* _Data_:
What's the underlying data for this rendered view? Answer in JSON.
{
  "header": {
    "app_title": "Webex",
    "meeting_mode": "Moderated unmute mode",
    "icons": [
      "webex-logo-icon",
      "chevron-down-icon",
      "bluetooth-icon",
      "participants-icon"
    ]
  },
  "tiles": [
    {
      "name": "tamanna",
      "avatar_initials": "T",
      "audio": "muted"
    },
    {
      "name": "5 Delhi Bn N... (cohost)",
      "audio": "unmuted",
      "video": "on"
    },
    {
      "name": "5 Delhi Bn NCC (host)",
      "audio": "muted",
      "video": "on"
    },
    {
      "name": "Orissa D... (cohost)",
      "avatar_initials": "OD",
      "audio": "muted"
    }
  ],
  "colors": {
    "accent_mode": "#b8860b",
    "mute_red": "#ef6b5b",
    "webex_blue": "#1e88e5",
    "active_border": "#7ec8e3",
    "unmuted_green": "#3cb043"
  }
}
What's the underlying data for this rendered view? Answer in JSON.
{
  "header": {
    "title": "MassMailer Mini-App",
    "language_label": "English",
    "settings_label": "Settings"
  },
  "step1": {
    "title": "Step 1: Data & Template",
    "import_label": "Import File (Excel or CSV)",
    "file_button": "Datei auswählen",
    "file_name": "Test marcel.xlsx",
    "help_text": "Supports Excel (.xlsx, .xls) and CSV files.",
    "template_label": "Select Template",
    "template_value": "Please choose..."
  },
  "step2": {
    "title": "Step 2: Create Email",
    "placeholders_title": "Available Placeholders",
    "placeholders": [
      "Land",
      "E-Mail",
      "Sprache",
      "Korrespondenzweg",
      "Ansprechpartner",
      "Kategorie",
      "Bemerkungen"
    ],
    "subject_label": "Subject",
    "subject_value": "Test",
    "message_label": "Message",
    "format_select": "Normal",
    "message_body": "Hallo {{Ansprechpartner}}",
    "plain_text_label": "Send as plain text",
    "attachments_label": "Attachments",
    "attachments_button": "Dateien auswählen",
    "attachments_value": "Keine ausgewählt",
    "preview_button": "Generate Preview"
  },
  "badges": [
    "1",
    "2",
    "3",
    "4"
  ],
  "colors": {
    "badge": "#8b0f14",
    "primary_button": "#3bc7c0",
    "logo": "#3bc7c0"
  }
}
--
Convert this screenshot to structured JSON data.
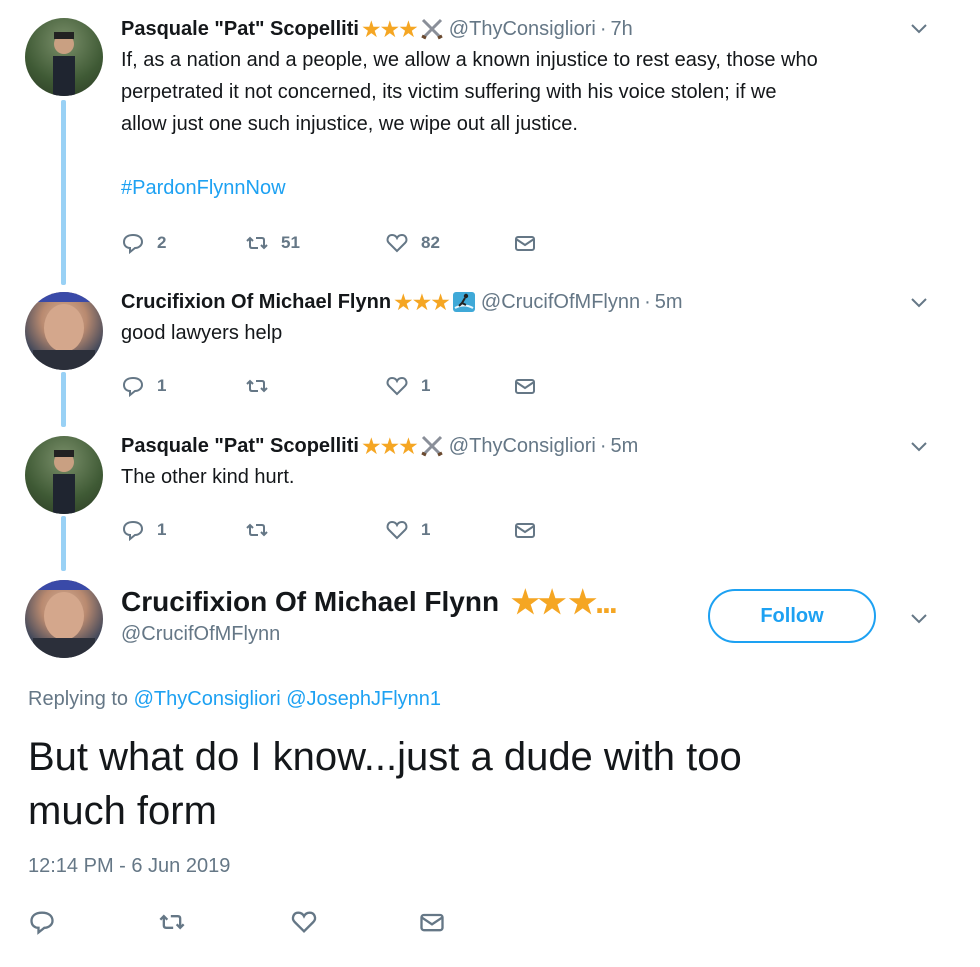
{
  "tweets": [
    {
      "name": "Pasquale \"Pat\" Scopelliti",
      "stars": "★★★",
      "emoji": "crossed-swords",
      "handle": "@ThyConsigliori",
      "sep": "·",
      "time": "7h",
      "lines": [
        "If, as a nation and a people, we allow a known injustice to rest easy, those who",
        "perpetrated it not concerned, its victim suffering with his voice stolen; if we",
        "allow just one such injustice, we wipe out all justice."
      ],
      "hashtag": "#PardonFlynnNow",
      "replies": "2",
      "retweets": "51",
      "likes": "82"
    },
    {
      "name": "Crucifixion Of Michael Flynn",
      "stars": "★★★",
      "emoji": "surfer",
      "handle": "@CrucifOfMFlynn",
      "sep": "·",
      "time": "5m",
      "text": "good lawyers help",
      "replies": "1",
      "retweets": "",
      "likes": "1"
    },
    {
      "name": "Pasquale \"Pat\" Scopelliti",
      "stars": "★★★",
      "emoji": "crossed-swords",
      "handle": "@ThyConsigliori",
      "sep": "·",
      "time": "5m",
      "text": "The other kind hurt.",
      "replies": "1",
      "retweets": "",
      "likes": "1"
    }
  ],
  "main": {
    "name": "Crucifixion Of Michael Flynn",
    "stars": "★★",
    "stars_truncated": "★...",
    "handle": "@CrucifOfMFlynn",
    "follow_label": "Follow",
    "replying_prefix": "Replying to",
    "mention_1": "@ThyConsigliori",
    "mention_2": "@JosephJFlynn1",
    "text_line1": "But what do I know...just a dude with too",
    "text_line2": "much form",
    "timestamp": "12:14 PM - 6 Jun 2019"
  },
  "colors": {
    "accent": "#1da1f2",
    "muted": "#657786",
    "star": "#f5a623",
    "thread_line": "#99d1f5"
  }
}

* _What is needed_: Copy out every line with the word "Test".

* _Response below_:
    "file_name": "Test marcel.xlsx",
    "subject_value": "Test",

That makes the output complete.